◆ **To do**
Repeat the data that follows, word for word, without the images.

◆ **Supplied entries**

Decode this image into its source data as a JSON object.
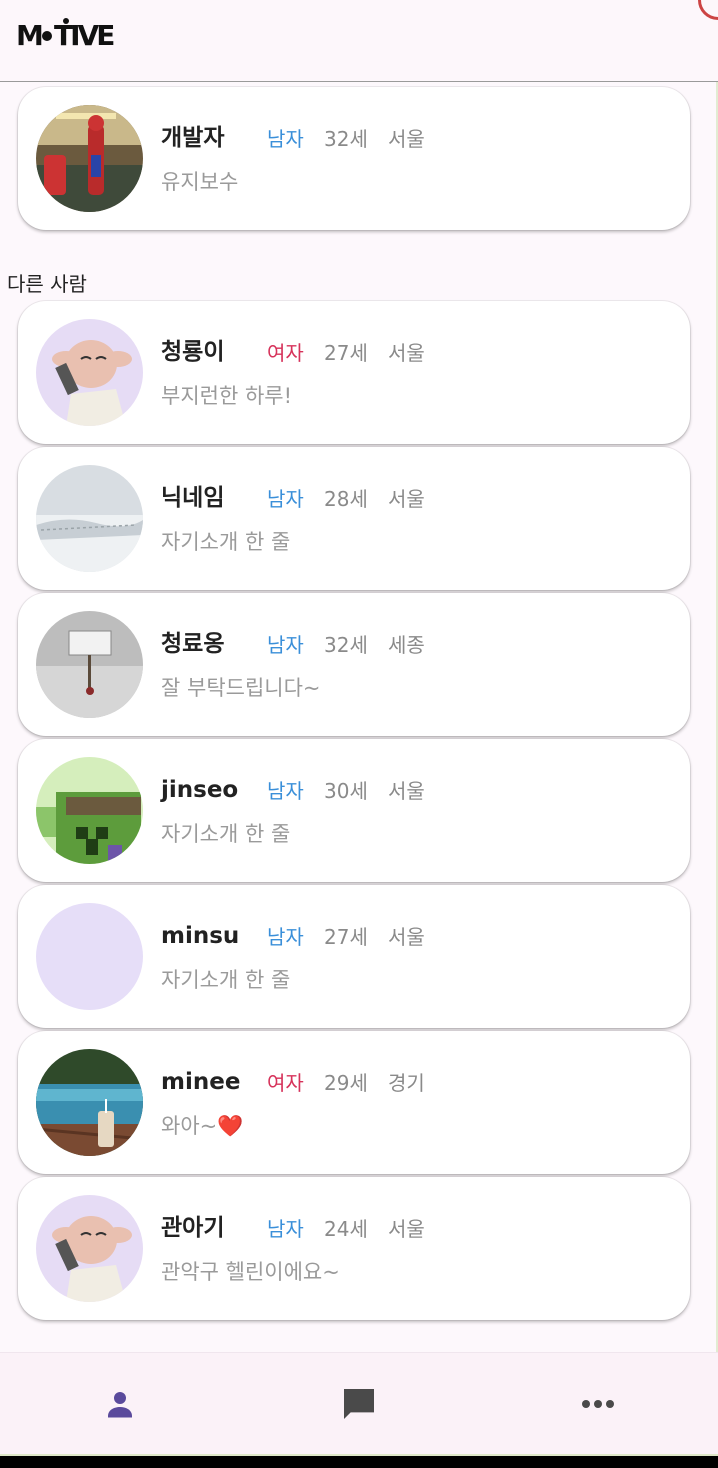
{
  "app": {
    "logo_text": "MOTIVE"
  },
  "my_profile": {
    "name": "개발자",
    "gender": "남자",
    "gender_type": "male",
    "age": "32세",
    "region": "서울",
    "bio": "유지보수",
    "avatar": "spiderman-figure-photo"
  },
  "section_label": "다른 사람",
  "people": [
    {
      "name": "청룡이",
      "gender": "여자",
      "gender_type": "female",
      "age": "27세",
      "region": "서울",
      "bio": "부지런한 하루!",
      "avatar": "dobby-cartoon"
    },
    {
      "name": "닉네임",
      "gender": "남자",
      "gender_type": "male",
      "age": "28세",
      "region": "서울",
      "bio": "자기소개 한 줄",
      "avatar": "snow-field-photo"
    },
    {
      "name": "청료옹",
      "gender": "남자",
      "gender_type": "male",
      "age": "32세",
      "region": "세종",
      "bio": "잘 부탁드립니다~",
      "avatar": "snow-sign-photo"
    },
    {
      "name": "jinseo",
      "gender": "남자",
      "gender_type": "male",
      "age": "30세",
      "region": "서울",
      "bio": "자기소개 한 줄",
      "avatar": "pixel-creeper"
    },
    {
      "name": "minsu",
      "gender": "남자",
      "gender_type": "male",
      "age": "27세",
      "region": "서울",
      "bio": "자기소개 한 줄",
      "avatar": "empty-lavender"
    },
    {
      "name": "minee",
      "gender": "여자",
      "gender_type": "female",
      "age": "29세",
      "region": "경기",
      "bio": "와아~❤️",
      "avatar": "pool-resort-photo"
    },
    {
      "name": "관아기",
      "gender": "남자",
      "gender_type": "male",
      "age": "24세",
      "region": "서울",
      "bio": "관악구 헬린이에요~",
      "avatar": "dobby-cartoon"
    }
  ],
  "nav": [
    {
      "icon": "person-icon",
      "active": true
    },
    {
      "icon": "chat-icon",
      "active": false
    },
    {
      "icon": "more-horizontal-icon",
      "active": false
    }
  ],
  "colors": {
    "male": "#3a8fd9",
    "female": "#d6325a",
    "active_nav": "#5a4a9c",
    "inactive_nav": "#4a4a4a"
  }
}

◆ **Answer for the task**
Decode this image into its source data as a JSON object.
{
  "app": {
    "logo_text": "MOTIVE"
  },
  "my_profile": {
    "name": "개발자",
    "gender": "남자",
    "gender_type": "male",
    "age": "32세",
    "region": "서울",
    "bio": "유지보수",
    "avatar": "spiderman-figure-photo"
  },
  "section_label": "다른 사람",
  "people": [
    {
      "name": "청룡이",
      "gender": "여자",
      "gender_type": "female",
      "age": "27세",
      "region": "서울",
      "bio": "부지런한 하루!",
      "avatar": "dobby-cartoon"
    },
    {
      "name": "닉네임",
      "gender": "남자",
      "gender_type": "male",
      "age": "28세",
      "region": "서울",
      "bio": "자기소개 한 줄",
      "avatar": "snow-field-photo"
    },
    {
      "name": "청료옹",
      "gender": "남자",
      "gender_type": "male",
      "age": "32세",
      "region": "세종",
      "bio": "잘 부탁드립니다~",
      "avatar": "snow-sign-photo"
    },
    {
      "name": "jinseo",
      "gender": "남자",
      "gender_type": "male",
      "age": "30세",
      "region": "서울",
      "bio": "자기소개 한 줄",
      "avatar": "pixel-creeper"
    },
    {
      "name": "minsu",
      "gender": "남자",
      "gender_type": "male",
      "age": "27세",
      "region": "서울",
      "bio": "자기소개 한 줄",
      "avatar": "empty-lavender"
    },
    {
      "name": "minee",
      "gender": "여자",
      "gender_type": "female",
      "age": "29세",
      "region": "경기",
      "bio": "와아~❤️",
      "avatar": "pool-resort-photo"
    },
    {
      "name": "관아기",
      "gender": "남자",
      "gender_type": "male",
      "age": "24세",
      "region": "서울",
      "bio": "관악구 헬린이에요~",
      "avatar": "dobby-cartoon"
    }
  ],
  "nav": [
    {
      "icon": "person-icon",
      "active": true
    },
    {
      "icon": "chat-icon",
      "active": false
    },
    {
      "icon": "more-horizontal-icon",
      "active": false
    }
  ],
  "colors": {
    "male": "#3a8fd9",
    "female": "#d6325a",
    "active_nav": "#5a4a9c",
    "inactive_nav": "#4a4a4a"
  }
}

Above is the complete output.